> Available data:
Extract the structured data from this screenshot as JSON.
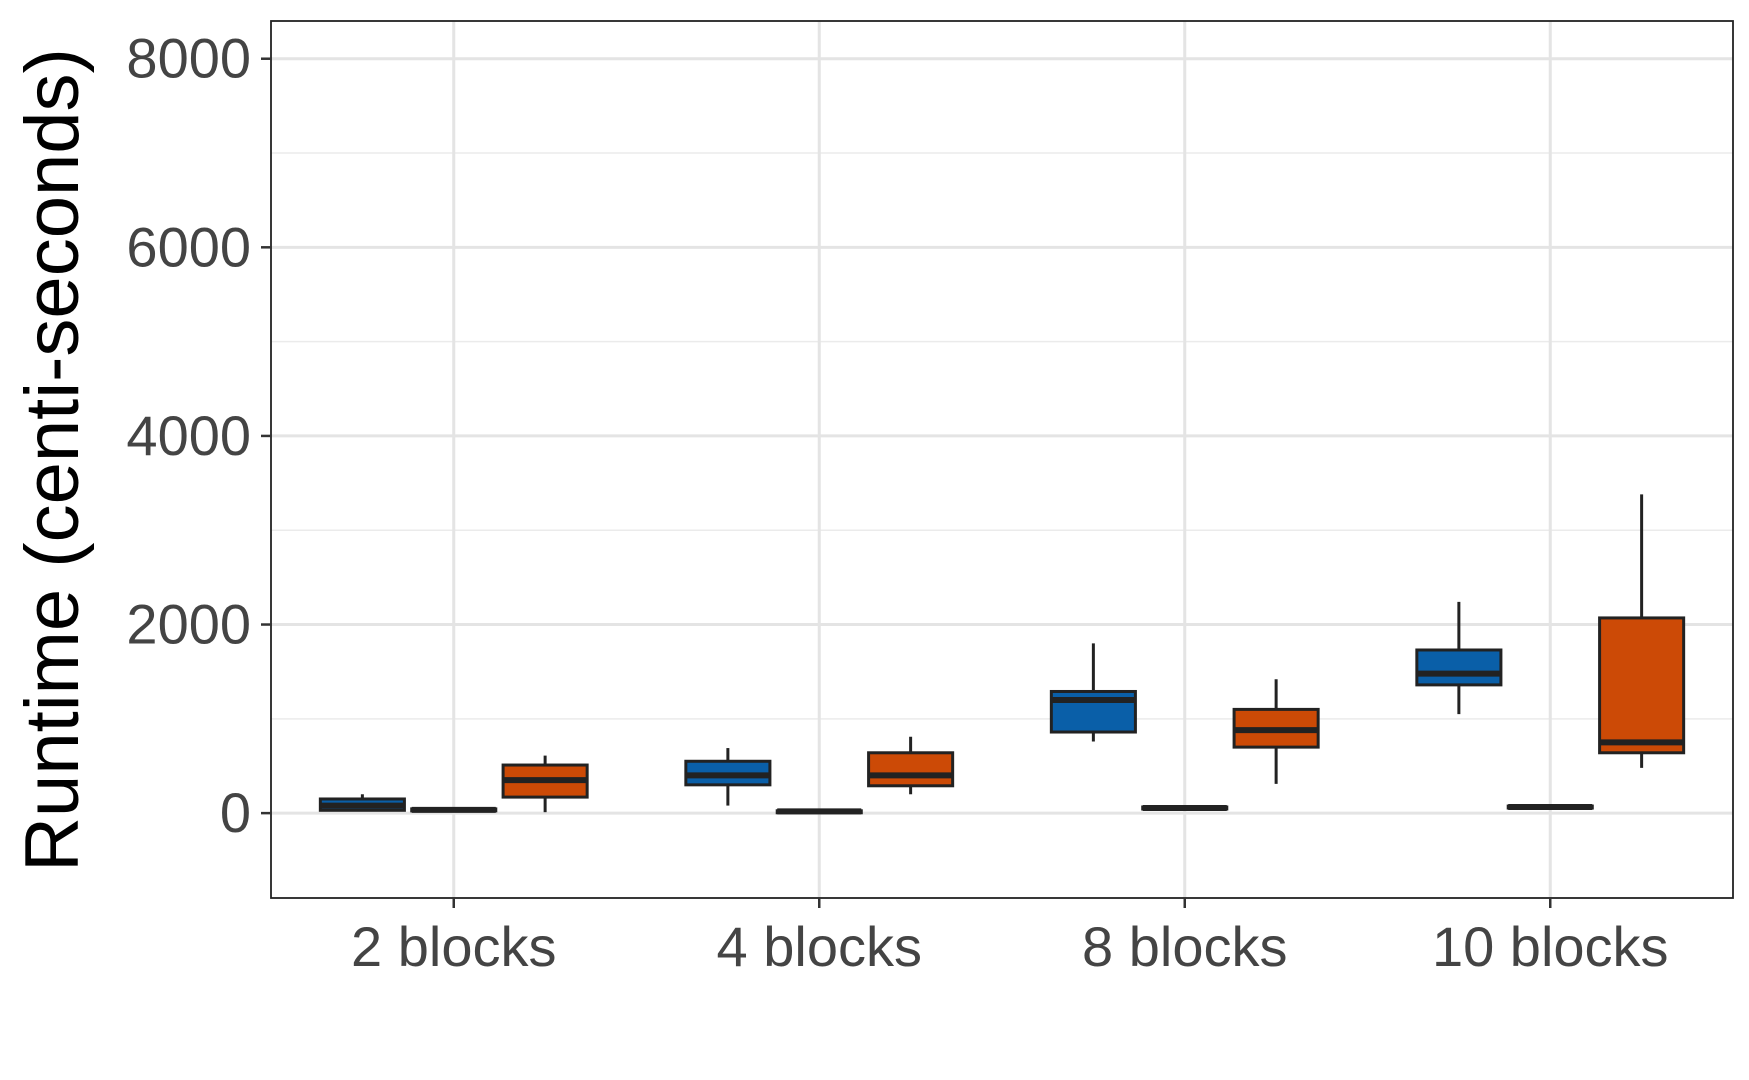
{
  "chart_data": {
    "type": "boxplot",
    "title": "",
    "xlabel": "",
    "ylabel": "Runtime (centi-seconds)",
    "ylim": [
      -900,
      8400
    ],
    "yticks": [
      0,
      2000,
      4000,
      6000,
      8000
    ],
    "grid": true,
    "legend": "none",
    "categories": [
      "2 blocks",
      "4 blocks",
      "8 blocks",
      "10 blocks"
    ],
    "series": [
      {
        "color": "#0a5fa8",
        "boxes": [
          {
            "min": 20,
            "q1": 30,
            "median": 80,
            "q3": 150,
            "max": 200
          },
          {
            "min": 80,
            "q1": 300,
            "median": 400,
            "q3": 550,
            "max": 690
          },
          {
            "min": 760,
            "q1": 860,
            "median": 1200,
            "q3": 1290,
            "max": 1800
          },
          {
            "min": 1050,
            "q1": 1360,
            "median": 1480,
            "q3": 1730,
            "max": 2240
          }
        ]
      },
      {
        "color": "#2b2b2b",
        "boxes": [
          {
            "min": 20,
            "q1": 25,
            "median": 35,
            "q3": 45,
            "max": 55
          },
          {
            "min": 10,
            "q1": 12,
            "median": 18,
            "q3": 25,
            "max": 30
          },
          {
            "min": 40,
            "q1": 45,
            "median": 55,
            "q3": 65,
            "max": 75
          },
          {
            "min": 50,
            "q1": 55,
            "median": 65,
            "q3": 75,
            "max": 85
          }
        ]
      },
      {
        "color": "#cc4a06",
        "boxes": [
          {
            "min": 10,
            "q1": 170,
            "median": 350,
            "q3": 510,
            "max": 610
          },
          {
            "min": 200,
            "q1": 290,
            "median": 400,
            "q3": 640,
            "max": 810
          },
          {
            "min": 310,
            "q1": 700,
            "median": 880,
            "q3": 1100,
            "max": 1420
          },
          {
            "min": 480,
            "q1": 640,
            "median": 750,
            "q3": 2070,
            "max": 3380
          }
        ]
      }
    ]
  }
}
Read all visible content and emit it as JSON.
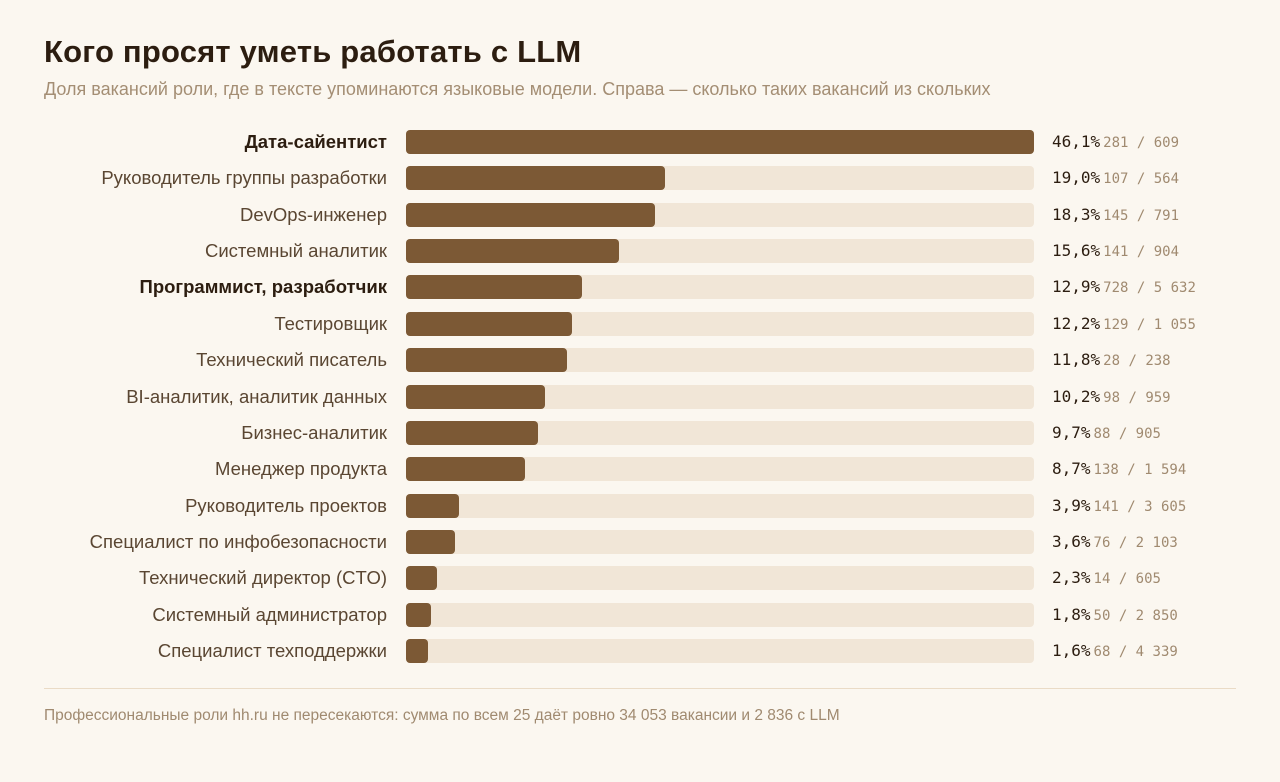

> Exercise description: Repeat each entry exactly as it appears; skip any picture.

> Solution to this task:
Extract the structured data from this screenshot as JSON.
{
  "chart_data": {
    "type": "boxplot",
    "title": "",
    "xlabel": "",
    "ylabel": "Runtime (centi-seconds)",
    "ylim": [
      -900,
      8400
    ],
    "yticks": [
      0,
      2000,
      4000,
      6000,
      8000
    ],
    "grid": true,
    "legend": "none",
    "categories": [
      "2 blocks",
      "4 blocks",
      "8 blocks",
      "10 blocks"
    ],
    "series": [
      {
        "color": "#0a5fa8",
        "boxes": [
          {
            "min": 20,
            "q1": 30,
            "median": 80,
            "q3": 150,
            "max": 200
          },
          {
            "min": 80,
            "q1": 300,
            "median": 400,
            "q3": 550,
            "max": 690
          },
          {
            "min": 760,
            "q1": 860,
            "median": 1200,
            "q3": 1290,
            "max": 1800
          },
          {
            "min": 1050,
            "q1": 1360,
            "median": 1480,
            "q3": 1730,
            "max": 2240
          }
        ]
      },
      {
        "color": "#2b2b2b",
        "boxes": [
          {
            "min": 20,
            "q1": 25,
            "median": 35,
            "q3": 45,
            "max": 55
          },
          {
            "min": 10,
            "q1": 12,
            "median": 18,
            "q3": 25,
            "max": 30
          },
          {
            "min": 40,
            "q1": 45,
            "median": 55,
            "q3": 65,
            "max": 75
          },
          {
            "min": 50,
            "q1": 55,
            "median": 65,
            "q3": 75,
            "max": 85
          }
        ]
      },
      {
        "color": "#cc4a06",
        "boxes": [
          {
            "min": 10,
            "q1": 170,
            "median": 350,
            "q3": 510,
            "max": 610
          },
          {
            "min": 200,
            "q1": 290,
            "median": 400,
            "q3": 640,
            "max": 810
          },
          {
            "min": 310,
            "q1": 700,
            "median": 880,
            "q3": 1100,
            "max": 1420
          },
          {
            "min": 480,
            "q1": 640,
            "median": 750,
            "q3": 2070,
            "max": 3380
          }
        ]
      }
    ]
  }
}
Read all visible content and emit it as JSON.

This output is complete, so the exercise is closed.